A cabeça, que Giacometti distingue implicitamente do rosto, e que
ele havia apreendido sob a aparência do crânio, numa extraordinária
pintura de 1923, é menos o lugar do espírito e dos sentimentos
do que a parte do corpo onde oscilam e se interpenetram a vida e a morte,
em toda sua brutalidade animal. Jamais procura ele desfazer-se desse fascínio,
redistribuindo-o em qualquer outra parte. Ao contrário: "A forma",
escreve Giacometti a respeito de Jacques Callot, "está sempre na
medida desta obsessão".
A cabeça não
exprime a singularidade do outro, não é sequer a encarnação
do Outro. Não foi evidentemente por acaso que Diego, ao mesmo tempo
seu irmão e seu duplo, tornou-se o primeiro e também o mais
constante modelo desse empreendimento concreto e repetitivo. Dezenas de
esculturas têm como título o nome do irmão, que é
o nome do próprio, fora de toda psicologia, no lugar do nome do
pai. Em uma nota de 1959, Giacometti refere-se a um próximo retrato
de Diego como se fosse a primeira vez que o executaria, como se, longe
de ter captado seus detalhes ao longo dos quinze anos anteriores, tudo
ainda estivesse para ser descoberto. Os testemunhos de diferentes modelos
atestam a exigência do escultor, sua obstinação e
sua resistência. Nos anos trinta, bem como no fim da vida, Giacometti
concentra a mesma energia em intermináveis sessões de poses.

### REGISTROS FORNECIDOS
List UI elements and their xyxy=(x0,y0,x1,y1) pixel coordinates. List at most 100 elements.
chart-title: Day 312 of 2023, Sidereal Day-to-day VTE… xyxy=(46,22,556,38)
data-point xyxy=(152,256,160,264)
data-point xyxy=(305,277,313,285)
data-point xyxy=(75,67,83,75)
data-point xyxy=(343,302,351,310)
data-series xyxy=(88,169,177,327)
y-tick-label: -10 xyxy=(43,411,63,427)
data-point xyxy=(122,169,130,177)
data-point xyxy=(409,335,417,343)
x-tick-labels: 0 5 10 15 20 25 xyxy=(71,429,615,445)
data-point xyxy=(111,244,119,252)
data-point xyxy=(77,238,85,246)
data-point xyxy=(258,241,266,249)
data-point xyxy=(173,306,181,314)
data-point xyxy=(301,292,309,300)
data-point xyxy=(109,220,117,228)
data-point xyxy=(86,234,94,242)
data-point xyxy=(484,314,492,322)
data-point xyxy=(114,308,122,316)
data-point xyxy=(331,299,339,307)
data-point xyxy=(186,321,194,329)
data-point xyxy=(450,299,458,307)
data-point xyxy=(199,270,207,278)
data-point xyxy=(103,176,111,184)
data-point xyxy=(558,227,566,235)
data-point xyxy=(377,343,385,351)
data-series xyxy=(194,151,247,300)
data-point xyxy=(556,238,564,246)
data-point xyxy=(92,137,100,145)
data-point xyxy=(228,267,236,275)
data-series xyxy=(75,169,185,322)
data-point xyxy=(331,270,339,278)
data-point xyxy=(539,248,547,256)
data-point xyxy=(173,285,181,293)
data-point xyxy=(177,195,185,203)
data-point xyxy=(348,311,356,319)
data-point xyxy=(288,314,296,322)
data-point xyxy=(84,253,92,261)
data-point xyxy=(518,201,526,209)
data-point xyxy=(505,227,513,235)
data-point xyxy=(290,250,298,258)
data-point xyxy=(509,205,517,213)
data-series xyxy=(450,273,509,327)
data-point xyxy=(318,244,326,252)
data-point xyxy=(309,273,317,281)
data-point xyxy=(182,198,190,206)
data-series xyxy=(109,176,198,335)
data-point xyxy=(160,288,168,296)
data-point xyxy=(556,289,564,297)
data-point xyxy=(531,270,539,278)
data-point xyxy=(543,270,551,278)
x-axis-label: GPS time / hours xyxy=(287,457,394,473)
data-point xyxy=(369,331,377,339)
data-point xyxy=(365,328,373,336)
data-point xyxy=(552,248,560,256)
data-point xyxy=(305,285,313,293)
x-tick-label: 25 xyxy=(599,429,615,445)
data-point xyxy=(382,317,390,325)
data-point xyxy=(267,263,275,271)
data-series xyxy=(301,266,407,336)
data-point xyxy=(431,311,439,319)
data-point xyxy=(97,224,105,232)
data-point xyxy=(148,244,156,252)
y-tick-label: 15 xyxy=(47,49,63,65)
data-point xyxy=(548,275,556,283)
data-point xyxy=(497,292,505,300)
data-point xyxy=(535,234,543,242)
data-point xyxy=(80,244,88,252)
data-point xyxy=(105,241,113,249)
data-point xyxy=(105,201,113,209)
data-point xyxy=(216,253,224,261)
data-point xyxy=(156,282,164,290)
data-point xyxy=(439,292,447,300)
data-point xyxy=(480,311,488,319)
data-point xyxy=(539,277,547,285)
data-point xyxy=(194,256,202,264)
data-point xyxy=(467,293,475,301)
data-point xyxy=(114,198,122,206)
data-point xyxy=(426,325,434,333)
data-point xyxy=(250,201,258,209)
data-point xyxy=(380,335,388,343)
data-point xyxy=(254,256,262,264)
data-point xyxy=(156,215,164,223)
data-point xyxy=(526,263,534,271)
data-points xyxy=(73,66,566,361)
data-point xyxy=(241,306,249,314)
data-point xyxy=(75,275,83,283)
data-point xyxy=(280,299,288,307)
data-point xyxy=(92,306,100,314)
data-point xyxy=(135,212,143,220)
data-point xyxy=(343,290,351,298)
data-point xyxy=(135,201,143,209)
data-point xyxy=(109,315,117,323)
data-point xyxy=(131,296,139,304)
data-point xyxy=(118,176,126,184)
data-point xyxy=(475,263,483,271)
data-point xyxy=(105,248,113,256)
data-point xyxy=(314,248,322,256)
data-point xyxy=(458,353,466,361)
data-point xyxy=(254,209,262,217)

### SUA TAREFA
Retome o texto sobre Giacometti e escreva a continuação logo após a última frase apresentada.

### RESPOSTA
Apesar do privilégio concedido a alguns deles, os modelos parecem
tornar-se intercambiáveis·"Diego, Annette, Caroline, outras esculturas,
pinturas, desenhos"·e parecem dispor-se a integrar um único modelo
genérico.
Copiar de novo, copiar
outra vez. Mas copiar não consiste em abandonar-se a um mimetismo
qualquer, visto que não existem cabeças como existem rostos,
mas uma Cabeça. As aparências são contingentes, e
nem por isso está excluído que os detalhes particulares
de um modelo suscitam um estímulo renovado e necessário,
como o mostra sua experiência com Isaku Yanaihara. A questão
da semelhança é deslocada para muito longe de sua acepção
e de suas exigências ordinárias. Ela não é
um objetivo nem um fato mais ou menos consumado, que se poderia medir,
mas um processo, um movimento, uma metamorfose. Quanto a isso, a semelhança
é um jogo, um trabalho que corresponde ao regime da imagem, tal
como a concebia Georges Bataill (5), e que não obedece às
regras da Idéia, mas que se esquiva da positividade das aparências
plásticas. Jean Genet fez desse movimento a qualidade maior do
trabalho de Giacometti. A beleza dessas esculturas, escrevia ele, "parece-me
que está nesse incessante e ininterrupto vaivém da mais
extrema distância à mais próxima familiaridade: esse
vaivém não acaba e é deste modo que se pode dizer
que elas estão em movimento"(6)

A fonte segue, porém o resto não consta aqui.